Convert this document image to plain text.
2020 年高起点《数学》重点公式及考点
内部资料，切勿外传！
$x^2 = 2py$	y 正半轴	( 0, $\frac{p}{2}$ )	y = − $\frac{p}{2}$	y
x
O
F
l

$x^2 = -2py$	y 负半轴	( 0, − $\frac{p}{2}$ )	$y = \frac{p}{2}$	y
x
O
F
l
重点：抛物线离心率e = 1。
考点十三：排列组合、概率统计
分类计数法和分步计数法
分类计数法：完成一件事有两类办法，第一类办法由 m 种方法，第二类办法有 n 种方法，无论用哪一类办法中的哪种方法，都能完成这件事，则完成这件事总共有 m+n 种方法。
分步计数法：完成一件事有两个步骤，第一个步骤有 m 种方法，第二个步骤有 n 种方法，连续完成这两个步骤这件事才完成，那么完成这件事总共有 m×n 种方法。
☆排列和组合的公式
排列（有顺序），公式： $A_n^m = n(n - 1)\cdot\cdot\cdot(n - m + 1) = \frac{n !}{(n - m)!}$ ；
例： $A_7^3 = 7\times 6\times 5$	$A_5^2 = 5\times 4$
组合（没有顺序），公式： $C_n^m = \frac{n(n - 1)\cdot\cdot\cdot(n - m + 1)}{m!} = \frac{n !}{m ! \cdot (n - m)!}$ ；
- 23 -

[Task directions] Say how many lines of the data include the string "frac". Nothing other than the number should be given.

[Answer to the exercise] 4